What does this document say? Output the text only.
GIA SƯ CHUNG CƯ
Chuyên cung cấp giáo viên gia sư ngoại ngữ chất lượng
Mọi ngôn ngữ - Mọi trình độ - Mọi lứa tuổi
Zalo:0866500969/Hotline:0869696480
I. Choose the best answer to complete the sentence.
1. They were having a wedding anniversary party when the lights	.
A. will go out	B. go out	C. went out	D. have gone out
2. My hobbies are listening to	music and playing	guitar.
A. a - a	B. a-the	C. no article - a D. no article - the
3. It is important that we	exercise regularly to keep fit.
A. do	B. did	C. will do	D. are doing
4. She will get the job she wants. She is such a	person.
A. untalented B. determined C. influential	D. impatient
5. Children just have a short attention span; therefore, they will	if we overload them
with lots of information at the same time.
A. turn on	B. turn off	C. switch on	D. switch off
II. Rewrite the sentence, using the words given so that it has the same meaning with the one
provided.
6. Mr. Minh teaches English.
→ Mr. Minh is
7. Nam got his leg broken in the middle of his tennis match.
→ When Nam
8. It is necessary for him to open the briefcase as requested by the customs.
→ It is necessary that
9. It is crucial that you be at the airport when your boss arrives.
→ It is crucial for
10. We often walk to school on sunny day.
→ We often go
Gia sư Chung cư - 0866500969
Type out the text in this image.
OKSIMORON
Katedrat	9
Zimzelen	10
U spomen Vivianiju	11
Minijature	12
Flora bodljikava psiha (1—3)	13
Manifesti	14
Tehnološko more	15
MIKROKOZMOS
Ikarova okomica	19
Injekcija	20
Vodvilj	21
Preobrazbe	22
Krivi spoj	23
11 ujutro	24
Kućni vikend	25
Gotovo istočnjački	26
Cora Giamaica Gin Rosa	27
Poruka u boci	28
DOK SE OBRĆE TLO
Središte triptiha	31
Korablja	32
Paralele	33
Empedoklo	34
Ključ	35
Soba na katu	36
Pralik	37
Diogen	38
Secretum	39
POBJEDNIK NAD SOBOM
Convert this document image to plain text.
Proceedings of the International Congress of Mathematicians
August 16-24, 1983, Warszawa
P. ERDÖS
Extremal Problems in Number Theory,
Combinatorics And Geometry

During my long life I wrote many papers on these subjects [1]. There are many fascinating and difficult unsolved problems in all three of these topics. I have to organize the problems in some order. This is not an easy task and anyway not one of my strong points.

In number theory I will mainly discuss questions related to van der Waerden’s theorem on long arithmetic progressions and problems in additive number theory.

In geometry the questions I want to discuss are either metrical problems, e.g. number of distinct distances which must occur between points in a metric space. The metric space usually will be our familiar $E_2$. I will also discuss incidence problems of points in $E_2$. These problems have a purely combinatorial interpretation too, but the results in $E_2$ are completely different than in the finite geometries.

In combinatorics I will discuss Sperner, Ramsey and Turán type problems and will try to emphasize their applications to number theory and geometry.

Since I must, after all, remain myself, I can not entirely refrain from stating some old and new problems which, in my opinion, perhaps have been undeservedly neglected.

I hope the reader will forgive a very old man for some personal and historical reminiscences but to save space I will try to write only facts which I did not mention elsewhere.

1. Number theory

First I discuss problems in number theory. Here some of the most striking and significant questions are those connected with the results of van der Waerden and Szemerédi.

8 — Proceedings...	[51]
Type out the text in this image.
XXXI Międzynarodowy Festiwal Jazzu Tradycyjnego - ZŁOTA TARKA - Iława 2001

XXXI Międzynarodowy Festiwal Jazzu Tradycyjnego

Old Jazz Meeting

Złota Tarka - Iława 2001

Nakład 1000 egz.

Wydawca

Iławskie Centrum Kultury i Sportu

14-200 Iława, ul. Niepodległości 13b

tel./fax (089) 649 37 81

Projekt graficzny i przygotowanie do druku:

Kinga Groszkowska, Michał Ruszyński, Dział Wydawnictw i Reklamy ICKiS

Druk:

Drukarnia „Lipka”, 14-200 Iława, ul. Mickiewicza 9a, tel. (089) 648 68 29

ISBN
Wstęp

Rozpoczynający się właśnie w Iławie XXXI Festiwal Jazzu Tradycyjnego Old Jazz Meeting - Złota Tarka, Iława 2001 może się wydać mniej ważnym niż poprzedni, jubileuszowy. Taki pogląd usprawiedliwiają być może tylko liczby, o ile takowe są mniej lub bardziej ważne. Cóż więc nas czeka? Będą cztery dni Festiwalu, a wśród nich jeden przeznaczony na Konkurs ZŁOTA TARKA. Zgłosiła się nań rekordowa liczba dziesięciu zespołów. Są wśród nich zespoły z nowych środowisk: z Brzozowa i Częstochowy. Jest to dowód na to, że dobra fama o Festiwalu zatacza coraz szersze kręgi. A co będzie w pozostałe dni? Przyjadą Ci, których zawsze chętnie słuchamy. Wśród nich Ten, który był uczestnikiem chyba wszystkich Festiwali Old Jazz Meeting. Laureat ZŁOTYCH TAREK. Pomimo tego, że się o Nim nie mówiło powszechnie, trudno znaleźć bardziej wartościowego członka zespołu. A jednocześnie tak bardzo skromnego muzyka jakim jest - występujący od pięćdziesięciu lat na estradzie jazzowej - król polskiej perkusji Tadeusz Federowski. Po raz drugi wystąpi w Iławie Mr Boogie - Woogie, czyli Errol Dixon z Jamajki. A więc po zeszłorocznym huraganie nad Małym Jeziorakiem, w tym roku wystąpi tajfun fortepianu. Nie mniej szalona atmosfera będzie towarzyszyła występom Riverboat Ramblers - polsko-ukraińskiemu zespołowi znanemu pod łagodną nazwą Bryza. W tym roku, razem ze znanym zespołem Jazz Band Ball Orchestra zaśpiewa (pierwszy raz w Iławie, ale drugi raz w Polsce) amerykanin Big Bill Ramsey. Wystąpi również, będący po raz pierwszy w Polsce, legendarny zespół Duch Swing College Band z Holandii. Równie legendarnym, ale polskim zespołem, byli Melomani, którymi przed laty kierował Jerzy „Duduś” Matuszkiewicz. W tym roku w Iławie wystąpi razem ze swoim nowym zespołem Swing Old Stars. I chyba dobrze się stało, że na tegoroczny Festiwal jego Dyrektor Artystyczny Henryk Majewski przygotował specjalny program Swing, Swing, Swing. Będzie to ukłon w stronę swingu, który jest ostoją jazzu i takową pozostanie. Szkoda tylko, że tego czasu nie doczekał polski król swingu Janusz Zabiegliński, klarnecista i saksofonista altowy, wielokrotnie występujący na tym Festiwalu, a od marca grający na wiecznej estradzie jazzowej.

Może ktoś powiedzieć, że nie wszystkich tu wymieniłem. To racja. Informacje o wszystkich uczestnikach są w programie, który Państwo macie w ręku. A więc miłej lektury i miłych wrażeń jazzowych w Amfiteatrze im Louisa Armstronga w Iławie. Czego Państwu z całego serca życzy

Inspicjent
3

::::::::::

### Requirements
Please set down each line of the records exactly as given.

### Reply to the task
What does this document say? Output the text only.
GIA SƯ CHUNG CƯ
Chuyên cung cấp giáo viên gia sư ngoại ngữ chất lượng
Mọi ngôn ngữ - Mọi trình độ - Mọi lứa tuổi
Zalo:0866500969/Hotline:0869696480
I. Choose the best answer to complete the sentence.
1. They were having a wedding anniversary party when the lights	.
A. will go out	B. go out	C. went out	D. have gone out
2. My hobbies are listening to	music and playing	guitar.
A. a - a	B. a-the	C. no article - a D. no article - the
3. It is important that we	exercise regularly to keep fit.
A. do	B. did	C. will do	D. are doing
4. She will get the job she wants. She is such a	person.
A. untalented B. determined C. influential	D. impatient
5. Children just have a short attention span; therefore, they will	if we overload them
with lots of information at the same time.
A. turn on	B. turn off	C. switch on	D. switch off
II. Rewrite the sentence, using the words given so that it has the same meaning with the one
provided.
6. Mr. Minh teaches English.
→ Mr. Minh is
7. Nam got his leg broken in the middle of his tennis match.
→ When Nam
8. It is necessary for him to open the briefcase as requested by the customs.
→ It is necessary that
9. It is crucial that you be at the airport when your boss arrives.
→ It is crucial for
10. We often walk to school on sunny day.
→ We often go
Gia sư Chung cư - 0866500969
Type out the text in this image.
OKSIMORON
Katedrat	9
Zimzelen	10
U spomen Vivianiju	11
Minijature	12
Flora bodljikava psiha (1—3)	13
Manifesti	14
Tehnološko more	15
MIKROKOZMOS
Ikarova okomica	19
Injekcija	20
Vodvilj	21
Preobrazbe	22
Krivi spoj	23
11 ujutro	24
Kućni vikend	25
Gotovo istočnjački	26
Cora Giamaica Gin Rosa	27
Poruka u boci	28
DOK SE OBRĆE TLO
Središte triptiha	31
Korablja	32
Paralele	33
Empedoklo	34
Ključ	35
Soba na katu	36
Pralik	37
Diogen	38
Secretum	39
POBJEDNIK NAD SOBOM
Convert this document image to plain text.
Proceedings of the International Congress of Mathematicians
August 16-24, 1983, Warszawa
P. ERDÖS
Extremal Problems in Number Theory,
Combinatorics And Geometry

During my long life I wrote many papers on these subjects [1]. There are many fascinating and difficult unsolved problems in all three of these topics. I have to organize the problems in some order. This is not an easy task and anyway not one of my strong points.

In number theory I will mainly discuss questions related to van der Waerden’s theorem on long arithmetic progressions and problems in additive number theory.

In geometry the questions I want to discuss are either metrical problems, e.g. number of distinct distances which must occur between points in a metric space. The metric space usually will be our familiar $E_2$. I will also discuss incidence problems of points in $E_2$. These problems have a purely combinatorial interpretation too, but the results in $E_2$ are completely different than in the finite geometries.

In combinatorics I will discuss Sperner, Ramsey and Turán type problems and will try to emphasize their applications to number theory and geometry.

Since I must, after all, remain myself, I can not entirely refrain from stating some old and new problems which, in my opinion, perhaps have been undeservedly neglected.

I hope the reader will forgive a very old man for some personal and historical reminiscences but to save space I will try to write only facts which I did not mention elsewhere.

1. Number theory

First I discuss problems in number theory. Here some of the most striking and significant questions are those connected with the results of van der Waerden and Szemerédi.

8 — Proceedings...	[51]
Type out the text in this image.
XXXI Międzynarodowy Festiwal Jazzu Tradycyjnego - ZŁOTA TARKA - Iława 2001

XXXI Międzynarodowy Festiwal Jazzu Tradycyjnego

Old Jazz Meeting

Złota Tarka - Iława 2001

Nakład 1000 egz.

Wydawca

Iławskie Centrum Kultury i Sportu

14-200 Iława, ul. Niepodległości 13b

tel./fax (089) 649 37 81

Projekt graficzny i przygotowanie do druku:

Kinga Groszkowska, Michał Ruszyński, Dział Wydawnictw i Reklamy ICKiS

Druk:

Drukarnia „Lipka”, 14-200 Iława, ul. Mickiewicza 9a, tel. (089) 648 68 29

ISBN
Wstęp

Rozpoczynający się właśnie w Iławie XXXI Festiwal Jazzu Tradycyjnego Old Jazz Meeting - Złota Tarka, Iława 2001 może się wydać mniej ważnym niż poprzedni, jubileuszowy. Taki pogląd usprawiedliwiają być może tylko liczby, o ile takowe są mniej lub bardziej ważne. Cóż więc nas czeka? Będą cztery dni Festiwalu, a wśród nich jeden przeznaczony na Konkurs ZŁOTA TARKA. Zgłosiła się nań rekordowa liczba dziesięciu zespołów. Są wśród nich zespoły z nowych środowisk: z Brzozowa i Częstochowy. Jest to dowód na to, że dobra fama o Festiwalu zatacza coraz szersze kręgi. A co będzie w pozostałe dni? Przyjadą Ci, których zawsze chętnie słuchamy. Wśród nich Ten, który był uczestnikiem chyba wszystkich Festiwali Old Jazz Meeting. Laureat ZŁOTYCH TAREK. Pomimo tego, że się o Nim nie mówiło powszechnie, trudno znaleźć bardziej wartościowego członka zespołu. A jednocześnie tak bardzo skromnego muzyka jakim jest - występujący od pięćdziesięciu lat na estradzie jazzowej - król polskiej perkusji Tadeusz Federowski. Po raz drugi wystąpi w Iławie Mr Boogie - Woogie, czyli Errol Dixon z Jamajki. A więc po zeszłorocznym huraganie nad Małym Jeziorakiem, w tym roku wystąpi tajfun fortepianu. Nie mniej szalona atmosfera będzie towarzyszyła występom Riverboat Ramblers - polsko-ukraińskiemu zespołowi znanemu pod łagodną nazwą Bryza. W tym roku, razem ze znanym zespołem Jazz Band Ball Orchestra zaśpiewa (pierwszy raz w Iławie, ale drugi raz w Polsce) amerykanin Big Bill Ramsey. Wystąpi również, będący po raz pierwszy w Polsce, legendarny zespół Duch Swing College Band z Holandii. Równie legendarnym, ale polskim zespołem, byli Melomani, którymi przed laty kierował Jerzy „Duduś” Matuszkiewicz. W tym roku w Iławie wystąpi razem ze swoim nowym zespołem Swing Old Stars. I chyba dobrze się stało, że na tegoroczny Festiwal jego Dyrektor Artystyczny Henryk Majewski przygotował specjalny program Swing, Swing, Swing. Będzie to ukłon w stronę swingu, który jest ostoją jazzu i takową pozostanie. Szkoda tylko, że tego czasu nie doczekał polski król swingu Janusz Zabiegliński, klarnecista i saksofonista altowy, wielokrotnie występujący na tym Festiwalu, a od marca grający na wiecznej estradzie jazzowej.

Może ktoś powiedzieć, że nie wszystkich tu wymieniłem. To racja. Informacje o wszystkich uczestnikach są w programie, który Państwo macie w ręku. A więc miłej lektury i miłych wrażeń jazzowych w Amfiteatrze im Louisa Armstronga w Iławie. Czego Państwu z całego serca życzy

Inspicjent
3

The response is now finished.